■ **YOUR INSTRUCTIONS**
Only a number is wanted: how many lines in the listing contain the word "this"?

■ **DATA FOR THE TASK**

·····

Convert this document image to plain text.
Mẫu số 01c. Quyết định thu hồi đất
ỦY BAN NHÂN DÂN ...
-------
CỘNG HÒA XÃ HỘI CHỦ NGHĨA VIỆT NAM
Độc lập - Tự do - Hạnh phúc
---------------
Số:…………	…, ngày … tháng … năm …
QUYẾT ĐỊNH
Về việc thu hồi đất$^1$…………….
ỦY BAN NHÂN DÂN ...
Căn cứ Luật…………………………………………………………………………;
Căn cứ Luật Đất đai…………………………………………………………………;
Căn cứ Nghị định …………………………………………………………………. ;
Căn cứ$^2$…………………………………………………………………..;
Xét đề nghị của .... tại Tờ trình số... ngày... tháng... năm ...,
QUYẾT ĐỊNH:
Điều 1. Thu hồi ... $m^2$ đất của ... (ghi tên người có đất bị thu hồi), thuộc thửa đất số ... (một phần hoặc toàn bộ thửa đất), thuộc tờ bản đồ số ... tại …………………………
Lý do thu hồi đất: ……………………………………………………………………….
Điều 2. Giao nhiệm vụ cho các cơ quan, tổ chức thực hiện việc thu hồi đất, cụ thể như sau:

·····

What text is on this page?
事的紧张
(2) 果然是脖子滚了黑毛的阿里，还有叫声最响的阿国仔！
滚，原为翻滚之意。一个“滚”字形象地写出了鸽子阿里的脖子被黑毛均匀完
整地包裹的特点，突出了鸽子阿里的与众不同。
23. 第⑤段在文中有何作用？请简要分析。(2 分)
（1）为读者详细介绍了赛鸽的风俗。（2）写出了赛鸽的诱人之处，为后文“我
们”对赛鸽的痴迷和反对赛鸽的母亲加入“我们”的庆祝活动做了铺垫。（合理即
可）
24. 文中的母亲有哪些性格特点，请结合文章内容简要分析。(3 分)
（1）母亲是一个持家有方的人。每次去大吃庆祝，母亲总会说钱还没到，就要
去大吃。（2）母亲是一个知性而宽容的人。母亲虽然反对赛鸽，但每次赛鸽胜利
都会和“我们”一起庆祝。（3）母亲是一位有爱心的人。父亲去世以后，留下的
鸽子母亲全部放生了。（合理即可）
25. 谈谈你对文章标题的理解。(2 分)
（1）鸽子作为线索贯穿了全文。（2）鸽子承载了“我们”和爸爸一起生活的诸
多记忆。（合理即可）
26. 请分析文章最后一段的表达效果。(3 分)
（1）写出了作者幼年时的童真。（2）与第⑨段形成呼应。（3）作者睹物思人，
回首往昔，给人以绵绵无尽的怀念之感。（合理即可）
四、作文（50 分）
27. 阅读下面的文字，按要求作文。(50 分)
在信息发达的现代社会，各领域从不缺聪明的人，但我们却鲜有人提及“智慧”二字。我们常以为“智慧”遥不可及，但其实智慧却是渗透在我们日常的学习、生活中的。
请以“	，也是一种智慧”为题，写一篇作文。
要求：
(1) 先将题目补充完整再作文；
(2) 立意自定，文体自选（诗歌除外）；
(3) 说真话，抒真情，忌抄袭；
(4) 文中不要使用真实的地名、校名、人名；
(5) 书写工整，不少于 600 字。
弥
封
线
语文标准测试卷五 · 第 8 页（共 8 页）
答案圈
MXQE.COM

·····

■ **WRITTEN REPLY**
2